### WHAT YOU NEED TO DO
Copy each line below in which the word "Date" occurs.

Start of SOURCE MATERIAL

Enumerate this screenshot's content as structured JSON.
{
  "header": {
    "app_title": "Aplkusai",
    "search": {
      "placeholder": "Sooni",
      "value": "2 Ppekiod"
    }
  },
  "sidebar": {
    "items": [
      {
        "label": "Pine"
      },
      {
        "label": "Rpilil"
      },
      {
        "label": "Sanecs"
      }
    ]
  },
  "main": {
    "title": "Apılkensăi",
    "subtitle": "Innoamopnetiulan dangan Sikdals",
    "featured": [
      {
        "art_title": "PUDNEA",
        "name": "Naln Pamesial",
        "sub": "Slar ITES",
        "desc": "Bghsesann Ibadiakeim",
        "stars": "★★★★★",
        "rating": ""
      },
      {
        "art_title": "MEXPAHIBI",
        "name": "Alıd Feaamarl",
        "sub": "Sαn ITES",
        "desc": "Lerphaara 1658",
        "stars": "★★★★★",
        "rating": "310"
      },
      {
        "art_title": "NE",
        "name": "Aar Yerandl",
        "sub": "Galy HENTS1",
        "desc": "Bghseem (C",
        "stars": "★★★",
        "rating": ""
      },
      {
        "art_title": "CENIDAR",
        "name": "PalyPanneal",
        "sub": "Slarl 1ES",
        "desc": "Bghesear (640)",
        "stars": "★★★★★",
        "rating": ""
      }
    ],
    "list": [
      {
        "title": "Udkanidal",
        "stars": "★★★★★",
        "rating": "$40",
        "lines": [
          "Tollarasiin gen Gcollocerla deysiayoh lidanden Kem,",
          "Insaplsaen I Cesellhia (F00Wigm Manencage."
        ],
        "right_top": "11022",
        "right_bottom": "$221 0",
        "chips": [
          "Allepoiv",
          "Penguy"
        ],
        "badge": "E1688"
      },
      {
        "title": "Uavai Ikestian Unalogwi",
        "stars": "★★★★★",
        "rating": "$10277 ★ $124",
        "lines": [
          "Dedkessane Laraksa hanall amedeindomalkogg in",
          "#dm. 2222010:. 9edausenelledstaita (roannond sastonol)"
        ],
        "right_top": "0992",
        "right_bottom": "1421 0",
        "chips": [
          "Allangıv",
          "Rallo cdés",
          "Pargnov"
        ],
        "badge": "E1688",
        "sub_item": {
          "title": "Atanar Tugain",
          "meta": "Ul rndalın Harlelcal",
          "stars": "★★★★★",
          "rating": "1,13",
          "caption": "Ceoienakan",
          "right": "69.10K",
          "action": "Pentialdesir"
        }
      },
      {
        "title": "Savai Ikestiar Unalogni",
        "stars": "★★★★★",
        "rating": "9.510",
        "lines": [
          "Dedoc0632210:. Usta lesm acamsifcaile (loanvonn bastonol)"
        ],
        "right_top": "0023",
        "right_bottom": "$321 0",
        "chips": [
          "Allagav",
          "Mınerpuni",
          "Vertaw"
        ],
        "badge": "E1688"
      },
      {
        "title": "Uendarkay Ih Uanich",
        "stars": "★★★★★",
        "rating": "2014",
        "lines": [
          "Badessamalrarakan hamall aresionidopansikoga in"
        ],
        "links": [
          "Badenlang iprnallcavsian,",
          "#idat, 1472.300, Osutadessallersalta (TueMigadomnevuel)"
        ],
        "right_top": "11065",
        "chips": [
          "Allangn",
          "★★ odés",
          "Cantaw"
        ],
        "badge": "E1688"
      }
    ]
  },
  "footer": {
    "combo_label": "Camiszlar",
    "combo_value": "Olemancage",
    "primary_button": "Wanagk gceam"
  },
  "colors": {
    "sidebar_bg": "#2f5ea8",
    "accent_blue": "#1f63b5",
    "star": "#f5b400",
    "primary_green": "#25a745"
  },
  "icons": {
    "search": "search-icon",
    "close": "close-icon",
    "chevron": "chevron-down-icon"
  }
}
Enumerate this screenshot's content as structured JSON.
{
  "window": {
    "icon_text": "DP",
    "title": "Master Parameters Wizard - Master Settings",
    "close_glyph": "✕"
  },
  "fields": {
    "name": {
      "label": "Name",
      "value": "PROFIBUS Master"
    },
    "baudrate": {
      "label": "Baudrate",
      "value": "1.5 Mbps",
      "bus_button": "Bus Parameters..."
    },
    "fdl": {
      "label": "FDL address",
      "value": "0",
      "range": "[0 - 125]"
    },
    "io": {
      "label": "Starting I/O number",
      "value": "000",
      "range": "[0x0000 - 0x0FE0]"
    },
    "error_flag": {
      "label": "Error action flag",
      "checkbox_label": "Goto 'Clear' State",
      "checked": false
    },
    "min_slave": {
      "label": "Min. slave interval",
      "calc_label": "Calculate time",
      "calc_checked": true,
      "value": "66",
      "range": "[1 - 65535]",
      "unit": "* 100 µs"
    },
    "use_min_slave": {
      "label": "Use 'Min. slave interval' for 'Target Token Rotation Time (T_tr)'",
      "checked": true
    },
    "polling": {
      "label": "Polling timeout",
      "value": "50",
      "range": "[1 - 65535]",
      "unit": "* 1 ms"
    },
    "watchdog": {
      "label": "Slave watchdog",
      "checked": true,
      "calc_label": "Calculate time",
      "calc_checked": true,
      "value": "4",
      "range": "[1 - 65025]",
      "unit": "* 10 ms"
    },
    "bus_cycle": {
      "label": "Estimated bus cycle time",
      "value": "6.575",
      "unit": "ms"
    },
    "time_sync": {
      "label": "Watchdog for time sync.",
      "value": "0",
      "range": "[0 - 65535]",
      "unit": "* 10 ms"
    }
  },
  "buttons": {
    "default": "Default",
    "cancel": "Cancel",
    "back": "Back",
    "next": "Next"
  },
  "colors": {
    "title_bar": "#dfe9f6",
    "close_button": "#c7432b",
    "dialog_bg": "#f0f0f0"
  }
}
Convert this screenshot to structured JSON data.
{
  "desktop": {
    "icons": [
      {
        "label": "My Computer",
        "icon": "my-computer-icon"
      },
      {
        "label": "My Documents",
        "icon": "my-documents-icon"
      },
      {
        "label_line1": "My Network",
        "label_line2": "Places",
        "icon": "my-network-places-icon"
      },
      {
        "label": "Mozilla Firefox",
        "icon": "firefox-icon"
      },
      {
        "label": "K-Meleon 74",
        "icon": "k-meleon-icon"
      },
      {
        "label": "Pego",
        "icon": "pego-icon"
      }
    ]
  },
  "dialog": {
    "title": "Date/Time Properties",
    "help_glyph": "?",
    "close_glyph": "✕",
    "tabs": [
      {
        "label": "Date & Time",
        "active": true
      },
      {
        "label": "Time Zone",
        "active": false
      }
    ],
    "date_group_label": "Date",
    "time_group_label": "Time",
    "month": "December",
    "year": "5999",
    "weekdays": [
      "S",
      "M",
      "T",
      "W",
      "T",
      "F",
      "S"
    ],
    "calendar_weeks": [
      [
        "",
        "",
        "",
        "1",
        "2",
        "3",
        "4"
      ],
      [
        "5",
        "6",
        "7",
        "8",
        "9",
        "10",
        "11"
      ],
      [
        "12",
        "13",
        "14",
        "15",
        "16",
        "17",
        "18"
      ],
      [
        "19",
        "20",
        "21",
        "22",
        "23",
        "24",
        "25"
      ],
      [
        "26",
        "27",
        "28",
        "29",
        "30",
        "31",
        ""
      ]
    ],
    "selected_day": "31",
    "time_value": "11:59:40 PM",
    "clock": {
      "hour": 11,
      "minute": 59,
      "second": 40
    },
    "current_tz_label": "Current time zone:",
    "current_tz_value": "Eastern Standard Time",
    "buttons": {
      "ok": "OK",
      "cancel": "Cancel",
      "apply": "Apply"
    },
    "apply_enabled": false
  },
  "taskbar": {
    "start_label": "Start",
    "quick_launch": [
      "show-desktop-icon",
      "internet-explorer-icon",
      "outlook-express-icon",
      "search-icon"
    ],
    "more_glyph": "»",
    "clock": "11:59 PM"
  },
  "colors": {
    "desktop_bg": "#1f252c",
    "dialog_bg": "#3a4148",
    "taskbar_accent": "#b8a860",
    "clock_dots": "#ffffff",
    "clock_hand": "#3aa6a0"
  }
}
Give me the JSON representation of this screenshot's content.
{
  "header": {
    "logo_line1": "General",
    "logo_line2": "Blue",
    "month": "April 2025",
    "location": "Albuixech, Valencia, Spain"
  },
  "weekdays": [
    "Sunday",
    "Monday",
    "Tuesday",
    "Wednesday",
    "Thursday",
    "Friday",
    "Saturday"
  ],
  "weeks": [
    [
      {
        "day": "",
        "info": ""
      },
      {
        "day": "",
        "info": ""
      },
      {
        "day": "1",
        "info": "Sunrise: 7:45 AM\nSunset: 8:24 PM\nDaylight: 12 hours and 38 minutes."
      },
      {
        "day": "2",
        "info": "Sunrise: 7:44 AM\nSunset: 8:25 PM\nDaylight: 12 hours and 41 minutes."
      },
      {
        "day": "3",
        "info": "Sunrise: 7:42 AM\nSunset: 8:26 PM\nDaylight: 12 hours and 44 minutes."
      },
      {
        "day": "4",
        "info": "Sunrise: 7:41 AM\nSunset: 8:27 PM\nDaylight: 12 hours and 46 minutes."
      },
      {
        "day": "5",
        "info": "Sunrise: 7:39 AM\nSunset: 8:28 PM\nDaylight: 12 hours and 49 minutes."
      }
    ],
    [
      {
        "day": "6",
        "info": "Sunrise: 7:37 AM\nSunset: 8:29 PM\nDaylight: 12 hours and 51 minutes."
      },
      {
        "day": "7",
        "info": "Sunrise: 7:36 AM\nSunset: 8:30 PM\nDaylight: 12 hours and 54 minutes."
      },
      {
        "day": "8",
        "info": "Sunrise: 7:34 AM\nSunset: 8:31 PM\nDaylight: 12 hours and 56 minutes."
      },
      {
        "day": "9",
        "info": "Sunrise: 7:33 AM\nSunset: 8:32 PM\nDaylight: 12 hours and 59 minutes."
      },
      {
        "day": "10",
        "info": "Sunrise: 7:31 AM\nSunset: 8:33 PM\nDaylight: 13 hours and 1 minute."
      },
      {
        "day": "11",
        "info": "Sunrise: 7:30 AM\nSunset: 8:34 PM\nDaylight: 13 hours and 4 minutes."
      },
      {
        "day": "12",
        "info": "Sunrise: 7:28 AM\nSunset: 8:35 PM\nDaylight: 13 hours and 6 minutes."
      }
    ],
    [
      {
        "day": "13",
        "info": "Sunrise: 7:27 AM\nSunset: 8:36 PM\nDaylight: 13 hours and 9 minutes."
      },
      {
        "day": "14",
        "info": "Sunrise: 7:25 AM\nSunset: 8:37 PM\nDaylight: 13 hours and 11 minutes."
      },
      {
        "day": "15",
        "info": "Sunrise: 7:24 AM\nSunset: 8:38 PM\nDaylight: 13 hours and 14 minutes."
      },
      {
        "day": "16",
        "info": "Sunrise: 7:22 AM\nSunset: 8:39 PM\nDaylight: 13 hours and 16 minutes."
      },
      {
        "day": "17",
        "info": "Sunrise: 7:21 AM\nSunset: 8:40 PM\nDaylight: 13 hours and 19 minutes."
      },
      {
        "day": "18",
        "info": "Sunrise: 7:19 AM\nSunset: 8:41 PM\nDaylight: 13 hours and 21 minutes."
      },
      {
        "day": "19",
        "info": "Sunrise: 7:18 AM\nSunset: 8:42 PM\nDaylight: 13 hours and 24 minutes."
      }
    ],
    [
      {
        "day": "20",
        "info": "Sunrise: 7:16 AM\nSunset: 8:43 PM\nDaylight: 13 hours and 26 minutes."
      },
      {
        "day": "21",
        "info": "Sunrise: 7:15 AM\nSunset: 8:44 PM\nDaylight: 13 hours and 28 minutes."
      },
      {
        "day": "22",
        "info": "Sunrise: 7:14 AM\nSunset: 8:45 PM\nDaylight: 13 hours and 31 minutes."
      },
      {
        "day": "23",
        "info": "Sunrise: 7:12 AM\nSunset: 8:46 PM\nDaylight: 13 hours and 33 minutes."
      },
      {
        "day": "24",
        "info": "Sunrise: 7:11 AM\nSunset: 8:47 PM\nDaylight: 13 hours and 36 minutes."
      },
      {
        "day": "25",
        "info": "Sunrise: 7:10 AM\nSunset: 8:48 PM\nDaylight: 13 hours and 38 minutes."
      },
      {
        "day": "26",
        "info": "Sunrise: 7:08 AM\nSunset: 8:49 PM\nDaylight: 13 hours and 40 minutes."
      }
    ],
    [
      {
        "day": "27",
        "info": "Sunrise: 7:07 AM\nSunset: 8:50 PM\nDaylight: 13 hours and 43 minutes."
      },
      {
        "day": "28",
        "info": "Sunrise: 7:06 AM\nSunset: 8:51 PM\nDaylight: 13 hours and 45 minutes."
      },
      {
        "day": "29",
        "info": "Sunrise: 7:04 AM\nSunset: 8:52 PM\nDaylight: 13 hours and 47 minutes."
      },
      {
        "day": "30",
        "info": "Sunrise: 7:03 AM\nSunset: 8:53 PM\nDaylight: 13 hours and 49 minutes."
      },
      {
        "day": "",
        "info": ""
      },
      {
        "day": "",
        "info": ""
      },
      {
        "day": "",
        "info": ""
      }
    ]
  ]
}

End of SOURCE MATERIAL

### EXERCISE RESULT
    "title": "Date/Time Properties",
        "label": "Date & Time",
    "date_group_label": "Date",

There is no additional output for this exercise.